**WHAT YOU HAVE TO DO:**
Would you extract the whole listing below and retype it exactly?

**LISTING:**
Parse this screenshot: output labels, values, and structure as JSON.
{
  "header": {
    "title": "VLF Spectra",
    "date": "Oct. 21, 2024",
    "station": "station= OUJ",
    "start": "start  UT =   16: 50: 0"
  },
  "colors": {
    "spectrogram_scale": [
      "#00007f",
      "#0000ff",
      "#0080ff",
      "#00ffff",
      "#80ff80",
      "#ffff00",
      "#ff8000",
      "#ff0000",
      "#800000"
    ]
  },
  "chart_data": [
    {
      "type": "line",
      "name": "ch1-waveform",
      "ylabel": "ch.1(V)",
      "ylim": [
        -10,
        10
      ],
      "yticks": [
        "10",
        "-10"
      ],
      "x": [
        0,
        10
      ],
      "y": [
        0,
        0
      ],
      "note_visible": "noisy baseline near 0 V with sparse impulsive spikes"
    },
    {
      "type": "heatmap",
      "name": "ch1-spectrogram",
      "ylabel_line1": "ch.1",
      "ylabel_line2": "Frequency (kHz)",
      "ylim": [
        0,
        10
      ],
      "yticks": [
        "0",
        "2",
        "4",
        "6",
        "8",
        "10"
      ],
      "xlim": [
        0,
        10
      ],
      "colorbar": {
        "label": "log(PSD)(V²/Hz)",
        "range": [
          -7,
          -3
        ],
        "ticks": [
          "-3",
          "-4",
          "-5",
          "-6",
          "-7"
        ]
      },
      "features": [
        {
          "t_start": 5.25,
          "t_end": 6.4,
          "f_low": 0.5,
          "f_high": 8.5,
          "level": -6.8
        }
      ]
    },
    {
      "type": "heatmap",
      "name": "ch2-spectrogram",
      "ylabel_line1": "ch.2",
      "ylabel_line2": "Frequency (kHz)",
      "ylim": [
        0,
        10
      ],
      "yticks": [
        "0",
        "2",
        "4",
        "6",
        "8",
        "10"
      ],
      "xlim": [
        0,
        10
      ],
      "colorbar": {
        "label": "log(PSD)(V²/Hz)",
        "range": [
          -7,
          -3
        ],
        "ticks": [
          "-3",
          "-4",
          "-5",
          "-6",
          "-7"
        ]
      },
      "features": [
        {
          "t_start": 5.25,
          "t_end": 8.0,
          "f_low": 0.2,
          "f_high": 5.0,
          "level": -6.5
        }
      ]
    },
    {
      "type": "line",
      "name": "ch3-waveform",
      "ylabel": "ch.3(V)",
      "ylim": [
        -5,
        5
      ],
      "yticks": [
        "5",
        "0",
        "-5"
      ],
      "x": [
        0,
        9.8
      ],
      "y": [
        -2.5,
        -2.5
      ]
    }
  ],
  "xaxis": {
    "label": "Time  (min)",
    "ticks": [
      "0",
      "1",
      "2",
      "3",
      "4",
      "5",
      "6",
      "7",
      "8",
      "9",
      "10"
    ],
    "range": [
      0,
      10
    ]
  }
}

**FULL ANSWER:**
Parse this screenshot: output labels, values, and structure as JSON.
{
  "header": {
    "title": "VLF Spectra",
    "date": "Oct. 21, 2024",
    "station": "station= OUJ",
    "start": "start  UT =   16: 50: 0"
  },
  "colors": {
    "spectrogram_scale": [
      "#00007f",
      "#0000ff",
      "#0080ff",
      "#00ffff",
      "#80ff80",
      "#ffff00",
      "#ff8000",
      "#ff0000",
      "#800000"
    ]
  },
  "chart_data": [
    {
      "type": "line",
      "name": "ch1-waveform",
      "ylabel": "ch.1(V)",
      "ylim": [
        -10,
        10
      ],
      "yticks": [
        "10",
        "-10"
      ],
      "x": [
        0,
        10
      ],
      "y": [
        0,
        0
      ],
      "note_visible": "noisy baseline near 0 V with sparse impulsive spikes"
    },
    {
      "type": "heatmap",
      "name": "ch1-spectrogram",
      "ylabel_line1": "ch.1",
      "ylabel_line2": "Frequency (kHz)",
      "ylim": [
        0,
        10
      ],
      "yticks": [
        "0",
        "2",
        "4",
        "6",
        "8",
        "10"
      ],
      "xlim": [
        0,
        10
      ],
      "colorbar": {
        "label": "log(PSD)(V²/Hz)",
        "range": [
          -7,
          -3
        ],
        "ticks": [
          "-3",
          "-4",
          "-5",
          "-6",
          "-7"
        ]
      },
      "features": [
        {
          "t_start": 5.25,
          "t_end": 6.4,
          "f_low": 0.5,
          "f_high": 8.5,
          "level": -6.8
        }
      ]
    },
    {
      "type": "heatmap",
      "name": "ch2-spectrogram",
      "ylabel_line1": "ch.2",
      "ylabel_line2": "Frequency (kHz)",
      "ylim": [
        0,
        10
      ],
      "yticks": [
        "0",
        "2",
        "4",
        "6",
        "8",
        "10"
      ],
      "xlim": [
        0,
        10
      ],
      "colorbar": {
        "label": "log(PSD)(V²/Hz)",
        "range": [
          -7,
          -3
        ],
        "ticks": [
          "-3",
          "-4",
          "-5",
          "-6",
          "-7"
        ]
      },
      "features": [
        {
          "t_start": 5.25,
          "t_end": 8.0,
          "f_low": 0.2,
          "f_high": 5.0,
          "level": -6.5
        }
      ]
    },
    {
      "type": "line",
      "name": "ch3-waveform",
      "ylabel": "ch.3(V)",
      "ylim": [
        -5,
        5
      ],
      "yticks": [
        "5",
        "0",
        "-5"
      ],
      "x": [
        0,
        9.8
      ],
      "y": [
        -2.5,
        -2.5
      ]
    }
  ],
  "xaxis": {
    "label": "Time  (min)",
    "ticks": [
      "0",
      "1",
      "2",
      "3",
      "4",
      "5",
      "6",
      "7",
      "8",
      "9",
      "10"
    ],
    "range": [
      0,
      10
    ]
  }
}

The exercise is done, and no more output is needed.